§ Task directions: Produce a verbatim copy of the entries listed below.

════

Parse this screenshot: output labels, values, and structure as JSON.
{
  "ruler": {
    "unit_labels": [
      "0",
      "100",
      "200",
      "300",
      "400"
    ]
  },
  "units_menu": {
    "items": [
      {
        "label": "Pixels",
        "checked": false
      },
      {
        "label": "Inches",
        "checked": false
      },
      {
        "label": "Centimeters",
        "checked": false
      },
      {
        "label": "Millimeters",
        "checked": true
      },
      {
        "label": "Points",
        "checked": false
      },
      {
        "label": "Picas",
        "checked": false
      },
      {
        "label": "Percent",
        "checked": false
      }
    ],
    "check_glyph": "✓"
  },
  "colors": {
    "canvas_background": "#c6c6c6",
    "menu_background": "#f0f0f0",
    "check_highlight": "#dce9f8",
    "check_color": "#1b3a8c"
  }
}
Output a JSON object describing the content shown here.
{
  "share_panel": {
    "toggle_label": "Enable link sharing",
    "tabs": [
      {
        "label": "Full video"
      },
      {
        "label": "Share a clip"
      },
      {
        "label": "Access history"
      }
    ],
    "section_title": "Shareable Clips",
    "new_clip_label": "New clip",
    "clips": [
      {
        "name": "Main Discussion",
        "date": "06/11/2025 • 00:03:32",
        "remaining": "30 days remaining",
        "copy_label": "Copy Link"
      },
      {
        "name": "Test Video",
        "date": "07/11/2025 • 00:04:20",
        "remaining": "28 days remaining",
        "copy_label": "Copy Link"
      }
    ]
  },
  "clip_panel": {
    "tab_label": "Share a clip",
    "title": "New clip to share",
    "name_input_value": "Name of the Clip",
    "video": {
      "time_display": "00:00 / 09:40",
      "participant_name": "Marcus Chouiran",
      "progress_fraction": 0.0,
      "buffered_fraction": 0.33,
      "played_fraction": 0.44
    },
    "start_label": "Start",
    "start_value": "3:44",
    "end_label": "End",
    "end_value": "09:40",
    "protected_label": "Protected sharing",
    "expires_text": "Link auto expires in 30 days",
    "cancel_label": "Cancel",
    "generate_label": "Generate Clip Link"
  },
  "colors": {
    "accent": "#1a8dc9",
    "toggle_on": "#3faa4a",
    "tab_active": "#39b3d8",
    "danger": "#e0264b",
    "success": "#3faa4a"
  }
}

════

§ Correct answer:
Parse this screenshot: output labels, values, and structure as JSON.
{
  "ruler": {
    "unit_labels": [
      "0",
      "100",
      "200",
      "300",
      "400"
    ]
  },
  "units_menu": {
    "items": [
      {
        "label": "Pixels",
        "checked": false
      },
      {
        "label": "Inches",
        "checked": false
      },
      {
        "label": "Centimeters",
        "checked": false
      },
      {
        "label": "Millimeters",
        "checked": true
      },
      {
        "label": "Points",
        "checked": false
      },
      {
        "label": "Picas",
        "checked": false
      },
      {
        "label": "Percent",
        "checked": false
      }
    ],
    "check_glyph": "✓"
  },
  "colors": {
    "canvas_background": "#c6c6c6",
    "menu_background": "#f0f0f0",
    "check_highlight": "#dce9f8",
    "check_color": "#1b3a8c"
  }
}
Output a JSON object describing the content shown here.
{
  "share_panel": {
    "toggle_label": "Enable link sharing",
    "tabs": [
      {
        "label": "Full video"
      },
      {
        "label": "Share a clip"
      },
      {
        "label": "Access history"
      }
    ],
    "section_title": "Shareable Clips",
    "new_clip_label": "New clip",
    "clips": [
      {
        "name": "Main Discussion",
        "date": "06/11/2025 • 00:03:32",
        "remaining": "30 days remaining",
        "copy_label": "Copy Link"
      },
      {
        "name": "Test Video",
        "date": "07/11/2025 • 00:04:20",
        "remaining": "28 days remaining",
        "copy_label": "Copy Link"
      }
    ]
  },
  "clip_panel": {
    "tab_label": "Share a clip",
    "title": "New clip to share",
    "name_input_value": "Name of the Clip",
    "video": {
      "time_display": "00:00 / 09:40",
      "participant_name": "Marcus Chouiran",
      "progress_fraction": 0.0,
      "buffered_fraction": 0.33,
      "played_fraction": 0.44
    },
    "start_label": "Start",
    "start_value": "3:44",
    "end_label": "End",
    "end_value": "09:40",
    "protected_label": "Protected sharing",
    "expires_text": "Link auto expires in 30 days",
    "cancel_label": "Cancel",
    "generate_label": "Generate Clip Link"
  },
  "colors": {
    "accent": "#1a8dc9",
    "toggle_on": "#3faa4a",
    "tab_active": "#39b3d8",
    "danger": "#e0264b",
    "success": "#3faa4a"
  }
}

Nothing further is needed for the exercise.